── MATERIAL SHOWN ──
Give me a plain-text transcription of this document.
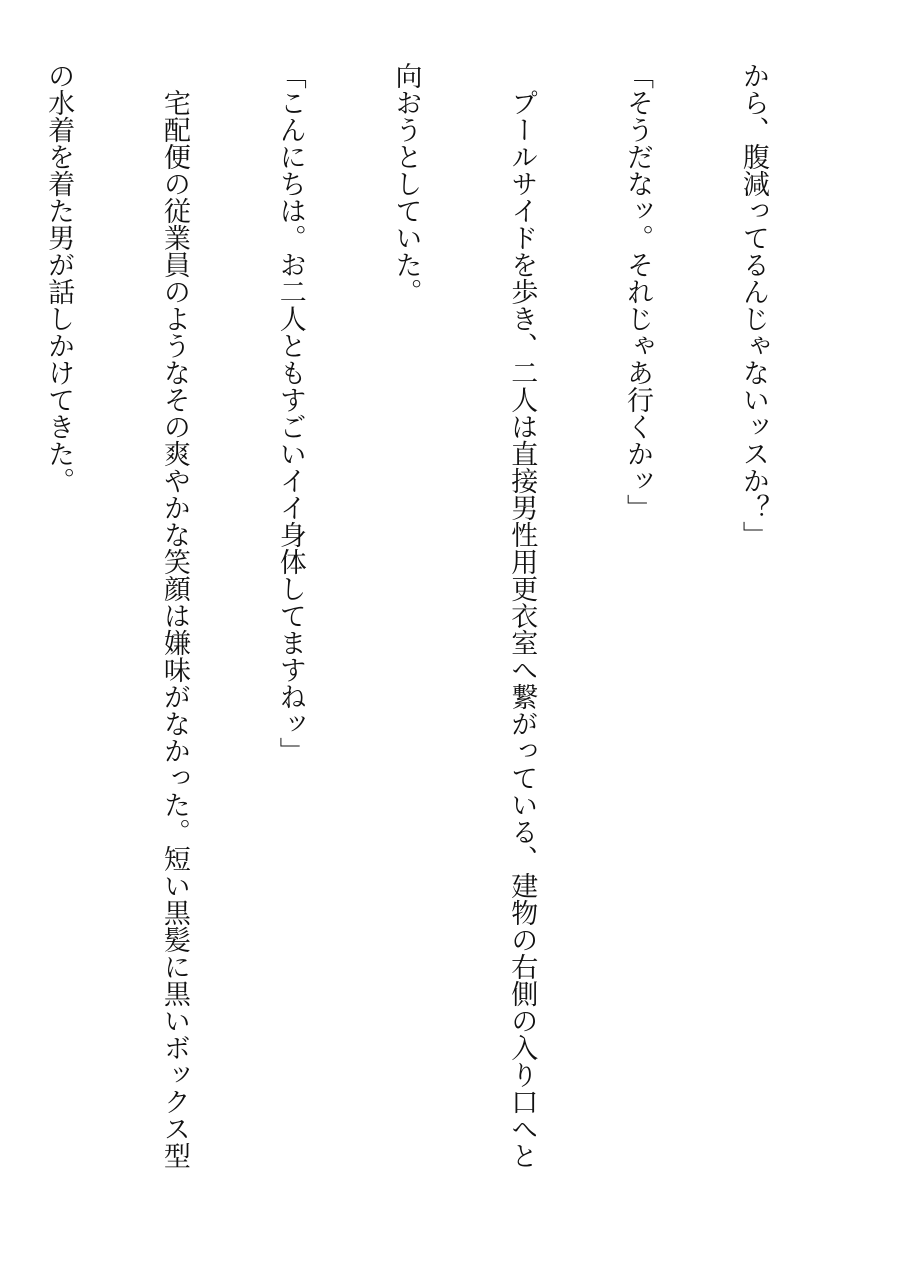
から、腹減ってるんじゃないッスか？」

「そうだなッ。それじゃあ行くかッ」

　プールサイドを歩き、二人は直接男性用更衣室へ繋がっている、建物の右側の入り口へと

向おうとしていた。

「こんにちは。お二人ともすごいイイ身体してますねッ」

　宅配便の従業員のようなその爽やかな笑顔は嫌味がなかった。短い黒髪に黒いボックス型

の水着を着た男が話しかけてきた。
───
--- EXERCISE GOAL ---
Images in the records should not be copied. Repeat all the rest exactly.

--- WRITTEN ANSWER ---
Give me a plain-text transcription of this document.
から、腹減ってるんじゃないッスか？」

「そうだなッ。それじゃあ行くかッ」

　プールサイドを歩き、二人は直接男性用更衣室へ繋がっている、建物の右側の入り口へと

向おうとしていた。

「こんにちは。お二人ともすごいイイ身体してますねッ」

　宅配便の従業員のようなその爽やかな笑顔は嫌味がなかった。短い黒髪に黒いボックス型

の水着を着た男が話しかけてきた。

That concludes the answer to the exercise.